:: Exercise prompt ::
Read through the entries below and return each line with the word "xlabel".

(Items from a figure collection)
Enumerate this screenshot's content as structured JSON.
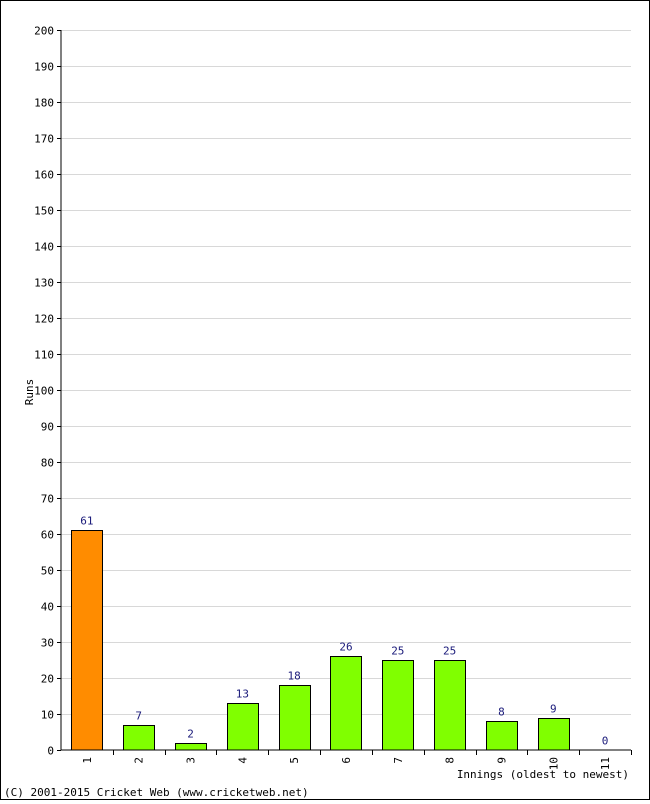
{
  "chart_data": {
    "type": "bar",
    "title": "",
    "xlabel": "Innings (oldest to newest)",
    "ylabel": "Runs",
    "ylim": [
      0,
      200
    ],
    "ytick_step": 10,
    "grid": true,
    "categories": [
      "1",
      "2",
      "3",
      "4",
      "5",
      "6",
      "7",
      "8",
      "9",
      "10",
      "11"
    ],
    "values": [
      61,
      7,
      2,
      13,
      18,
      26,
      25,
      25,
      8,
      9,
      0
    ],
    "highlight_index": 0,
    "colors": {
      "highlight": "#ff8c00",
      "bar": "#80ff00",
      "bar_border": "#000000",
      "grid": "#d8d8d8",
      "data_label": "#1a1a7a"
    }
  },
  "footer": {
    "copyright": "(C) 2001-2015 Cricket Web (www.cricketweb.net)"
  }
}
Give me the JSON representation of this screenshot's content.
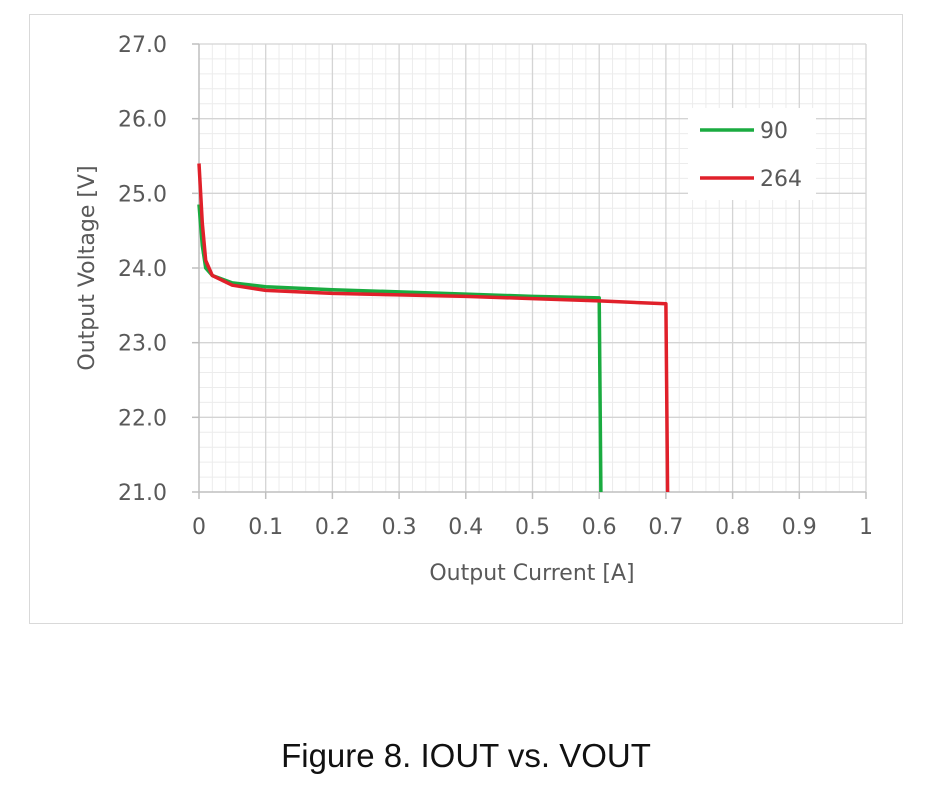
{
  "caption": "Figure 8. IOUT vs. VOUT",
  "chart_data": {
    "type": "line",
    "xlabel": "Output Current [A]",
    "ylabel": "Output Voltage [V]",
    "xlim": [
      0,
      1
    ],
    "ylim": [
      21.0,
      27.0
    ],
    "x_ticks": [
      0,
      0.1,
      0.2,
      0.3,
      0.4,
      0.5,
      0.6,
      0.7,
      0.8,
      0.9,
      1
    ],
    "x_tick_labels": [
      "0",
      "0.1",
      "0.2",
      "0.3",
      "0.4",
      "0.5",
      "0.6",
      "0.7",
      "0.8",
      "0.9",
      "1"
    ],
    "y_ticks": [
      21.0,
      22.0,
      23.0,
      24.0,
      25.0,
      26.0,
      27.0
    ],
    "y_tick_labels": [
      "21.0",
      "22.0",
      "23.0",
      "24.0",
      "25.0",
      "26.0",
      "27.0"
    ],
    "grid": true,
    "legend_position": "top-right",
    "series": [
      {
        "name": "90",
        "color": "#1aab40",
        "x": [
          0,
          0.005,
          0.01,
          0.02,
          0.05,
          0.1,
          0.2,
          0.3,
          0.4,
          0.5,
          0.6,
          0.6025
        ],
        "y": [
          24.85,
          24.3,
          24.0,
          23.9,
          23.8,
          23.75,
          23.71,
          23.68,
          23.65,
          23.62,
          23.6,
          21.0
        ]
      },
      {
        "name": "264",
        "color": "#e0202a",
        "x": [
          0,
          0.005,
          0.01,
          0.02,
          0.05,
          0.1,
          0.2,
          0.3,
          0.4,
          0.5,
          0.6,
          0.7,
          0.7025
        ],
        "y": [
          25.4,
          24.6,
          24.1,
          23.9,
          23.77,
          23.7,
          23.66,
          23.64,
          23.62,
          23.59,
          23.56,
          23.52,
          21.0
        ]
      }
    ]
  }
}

:: Response ::
    "xlabel": "Innings (oldest to newest)",
    "xlabel": "Output Current [A]",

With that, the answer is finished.